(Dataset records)
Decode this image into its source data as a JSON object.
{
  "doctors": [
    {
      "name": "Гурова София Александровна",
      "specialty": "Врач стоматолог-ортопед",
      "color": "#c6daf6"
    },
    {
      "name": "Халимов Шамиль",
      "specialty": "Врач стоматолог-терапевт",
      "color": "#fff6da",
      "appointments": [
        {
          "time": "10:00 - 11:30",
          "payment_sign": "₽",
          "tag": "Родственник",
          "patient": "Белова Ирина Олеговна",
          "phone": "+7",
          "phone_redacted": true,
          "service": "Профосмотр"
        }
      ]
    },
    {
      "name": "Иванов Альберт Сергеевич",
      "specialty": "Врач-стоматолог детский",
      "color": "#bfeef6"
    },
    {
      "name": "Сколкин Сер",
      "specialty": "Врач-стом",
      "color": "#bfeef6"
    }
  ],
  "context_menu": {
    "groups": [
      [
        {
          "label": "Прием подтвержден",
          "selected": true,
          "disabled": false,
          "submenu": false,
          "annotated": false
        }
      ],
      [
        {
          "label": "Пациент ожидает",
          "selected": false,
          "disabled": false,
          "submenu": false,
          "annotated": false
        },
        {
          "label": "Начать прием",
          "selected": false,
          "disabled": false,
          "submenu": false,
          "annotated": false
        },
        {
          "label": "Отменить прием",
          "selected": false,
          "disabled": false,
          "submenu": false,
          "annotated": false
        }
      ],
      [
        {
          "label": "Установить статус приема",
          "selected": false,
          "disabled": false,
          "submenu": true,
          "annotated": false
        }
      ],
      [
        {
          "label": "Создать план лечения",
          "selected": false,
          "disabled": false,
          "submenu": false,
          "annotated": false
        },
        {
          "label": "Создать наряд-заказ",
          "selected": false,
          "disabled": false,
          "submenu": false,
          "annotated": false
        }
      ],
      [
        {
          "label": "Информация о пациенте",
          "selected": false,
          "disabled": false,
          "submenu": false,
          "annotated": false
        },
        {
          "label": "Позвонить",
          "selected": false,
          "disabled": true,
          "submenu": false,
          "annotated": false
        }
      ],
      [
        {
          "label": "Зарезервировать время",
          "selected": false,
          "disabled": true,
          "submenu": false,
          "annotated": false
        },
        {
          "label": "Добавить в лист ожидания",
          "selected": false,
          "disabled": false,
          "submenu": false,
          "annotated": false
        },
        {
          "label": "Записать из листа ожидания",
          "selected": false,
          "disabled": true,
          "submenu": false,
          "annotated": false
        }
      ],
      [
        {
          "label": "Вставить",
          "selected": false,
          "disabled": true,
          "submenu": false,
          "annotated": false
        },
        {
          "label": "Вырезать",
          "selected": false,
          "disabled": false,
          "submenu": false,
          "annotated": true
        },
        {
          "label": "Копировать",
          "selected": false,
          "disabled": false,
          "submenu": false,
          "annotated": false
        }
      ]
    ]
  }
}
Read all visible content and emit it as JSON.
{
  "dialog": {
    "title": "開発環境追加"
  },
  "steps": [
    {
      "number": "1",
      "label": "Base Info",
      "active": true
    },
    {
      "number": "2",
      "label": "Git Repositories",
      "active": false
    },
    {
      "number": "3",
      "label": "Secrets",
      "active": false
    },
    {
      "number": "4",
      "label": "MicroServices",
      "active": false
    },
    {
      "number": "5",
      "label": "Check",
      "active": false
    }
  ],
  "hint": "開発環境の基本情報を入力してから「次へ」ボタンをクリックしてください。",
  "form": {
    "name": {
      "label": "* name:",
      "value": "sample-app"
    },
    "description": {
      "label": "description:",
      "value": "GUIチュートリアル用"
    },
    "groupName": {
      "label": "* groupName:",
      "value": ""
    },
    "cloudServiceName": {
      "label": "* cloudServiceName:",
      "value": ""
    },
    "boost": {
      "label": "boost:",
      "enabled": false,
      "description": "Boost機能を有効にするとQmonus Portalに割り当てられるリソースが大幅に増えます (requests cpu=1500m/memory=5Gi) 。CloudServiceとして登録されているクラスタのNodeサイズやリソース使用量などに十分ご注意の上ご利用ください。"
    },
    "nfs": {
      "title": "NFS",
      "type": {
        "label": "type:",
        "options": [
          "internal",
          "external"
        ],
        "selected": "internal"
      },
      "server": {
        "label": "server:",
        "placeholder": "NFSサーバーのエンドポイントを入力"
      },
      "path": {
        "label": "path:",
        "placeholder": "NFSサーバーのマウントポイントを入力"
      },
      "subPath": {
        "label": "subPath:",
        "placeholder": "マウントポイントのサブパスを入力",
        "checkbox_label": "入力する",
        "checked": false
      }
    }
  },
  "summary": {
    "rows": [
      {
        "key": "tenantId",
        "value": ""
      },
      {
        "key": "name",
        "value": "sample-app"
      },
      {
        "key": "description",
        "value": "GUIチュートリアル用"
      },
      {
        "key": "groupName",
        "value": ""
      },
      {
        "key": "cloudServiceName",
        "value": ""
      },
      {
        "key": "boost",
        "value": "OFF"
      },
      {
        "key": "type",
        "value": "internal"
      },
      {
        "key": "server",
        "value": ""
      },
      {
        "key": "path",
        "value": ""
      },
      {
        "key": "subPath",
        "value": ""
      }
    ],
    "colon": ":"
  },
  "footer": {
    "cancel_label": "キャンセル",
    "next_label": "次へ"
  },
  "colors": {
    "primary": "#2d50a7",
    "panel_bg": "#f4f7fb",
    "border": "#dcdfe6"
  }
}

*Goal of the exercise*:
Reproduce the listing above word for word.

*Exercise response*:
Decode this image into its source data as a JSON object.
{
  "doctors": [
    {
      "name": "Гурова София Александровна",
      "specialty": "Врач стоматолог-ортопед",
      "color": "#c6daf6"
    },
    {
      "name": "Халимов Шамиль",
      "specialty": "Врач стоматолог-терапевт",
      "color": "#fff6da",
      "appointments": [
        {
          "time": "10:00 - 11:30",
          "payment_sign": "₽",
          "tag": "Родственник",
          "patient": "Белова Ирина Олеговна",
          "phone": "+7",
          "phone_redacted": true,
          "service": "Профосмотр"
        }
      ]
    },
    {
      "name": "Иванов Альберт Сергеевич",
      "specialty": "Врач-стоматолог детский",
      "color": "#bfeef6"
    },
    {
      "name": "Сколкин Сер",
      "specialty": "Врач-стом",
      "color": "#bfeef6"
    }
  ],
  "context_menu": {
    "groups": [
      [
        {
          "label": "Прием подтвержден",
          "selected": true,
          "disabled": false,
          "submenu": false,
          "annotated": false
        }
      ],
      [
        {
          "label": "Пациент ожидает",
          "selected": false,
          "disabled": false,
          "submenu": false,
          "annotated": false
        },
        {
          "label": "Начать прием",
          "selected": false,
          "disabled": false,
          "submenu": false,
          "annotated": false
        },
        {
          "label": "Отменить прием",
          "selected": false,
          "disabled": false,
          "submenu": false,
          "annotated": false
        }
      ],
      [
        {
          "label": "Установить статус приема",
          "selected": false,
          "disabled": false,
          "submenu": true,
          "annotated": false
        }
      ],
      [
        {
          "label": "Создать план лечения",
          "selected": false,
          "disabled": false,
          "submenu": false,
          "annotated": false
        },
        {
          "label": "Создать наряд-заказ",
          "selected": false,
          "disabled": false,
          "submenu": false,
          "annotated": false
        }
      ],
      [
        {
          "label": "Информация о пациенте",
          "selected": false,
          "disabled": false,
          "submenu": false,
          "annotated": false
        },
        {
          "label": "Позвонить",
          "selected": false,
          "disabled": true,
          "submenu": false,
          "annotated": false
        }
      ],
      [
        {
          "label": "Зарезервировать время",
          "selected": false,
          "disabled": true,
          "submenu": false,
          "annotated": false
        },
        {
          "label": "Добавить в лист ожидания",
          "selected": false,
          "disabled": false,
          "submenu": false,
          "annotated": false
        },
        {
          "label": "Записать из листа ожидания",
          "selected": false,
          "disabled": true,
          "submenu": false,
          "annotated": false
        }
      ],
      [
        {
          "label": "Вставить",
          "selected": false,
          "disabled": true,
          "submenu": false,
          "annotated": false
        },
        {
          "label": "Вырезать",
          "selected": false,
          "disabled": false,
          "submenu": false,
          "annotated": true
        },
        {
          "label": "Копировать",
          "selected": false,
          "disabled": false,
          "submenu": false,
          "annotated": false
        }
      ]
    ]
  }
}
Read all visible content and emit it as JSON.
{
  "dialog": {
    "title": "開発環境追加"
  },
  "steps": [
    {
      "number": "1",
      "label": "Base Info",
      "active": true
    },
    {
      "number": "2",
      "label": "Git Repositories",
      "active": false
    },
    {
      "number": "3",
      "label": "Secrets",
      "active": false
    },
    {
      "number": "4",
      "label": "MicroServices",
      "active": false
    },
    {
      "number": "5",
      "label": "Check",
      "active": false
    }
  ],
  "hint": "開発環境の基本情報を入力してから「次へ」ボタンをクリックしてください。",
  "form": {
    "name": {
      "label": "* name:",
      "value": "sample-app"
    },
    "description": {
      "label": "description:",
      "value": "GUIチュートリアル用"
    },
    "groupName": {
      "label": "* groupName:",
      "value": ""
    },
    "cloudServiceName": {
      "label": "* cloudServiceName:",
      "value": ""
    },
    "boost": {
      "label": "boost:",
      "enabled": false,
      "description": "Boost機能を有効にするとQmonus Portalに割り当てられるリソースが大幅に増えます (requests cpu=1500m/memory=5Gi) 。CloudServiceとして登録されているクラスタのNodeサイズやリソース使用量などに十分ご注意の上ご利用ください。"
    },
    "nfs": {
      "title": "NFS",
      "type": {
        "label": "type:",
        "options": [
          "internal",
          "external"
        ],
        "selected": "internal"
      },
      "server": {
        "label": "server:",
        "placeholder": "NFSサーバーのエンドポイントを入力"
      },
      "path": {
        "label": "path:",
        "placeholder": "NFSサーバーのマウントポイントを入力"
      },
      "subPath": {
        "label": "subPath:",
        "placeholder": "マウントポイントのサブパスを入力",
        "checkbox_label": "入力する",
        "checked": false
      }
    }
  },
  "summary": {
    "rows": [
      {
        "key": "tenantId",
        "value": ""
      },
      {
        "key": "name",
        "value": "sample-app"
      },
      {
        "key": "description",
        "value": "GUIチュートリアル用"
      },
      {
        "key": "groupName",
        "value": ""
      },
      {
        "key": "cloudServiceName",
        "value": ""
      },
      {
        "key": "boost",
        "value": "OFF"
      },
      {
        "key": "type",
        "value": "internal"
      },
      {
        "key": "server",
        "value": ""
      },
      {
        "key": "path",
        "value": ""
      },
      {
        "key": "subPath",
        "value": ""
      }
    ],
    "colon": ":"
  },
  "footer": {
    "cancel_label": "キャンセル",
    "next_label": "次へ"
  },
  "colors": {
    "primary": "#2d50a7",
    "panel_bg": "#f4f7fb",
    "border": "#dcdfe6"
  }
}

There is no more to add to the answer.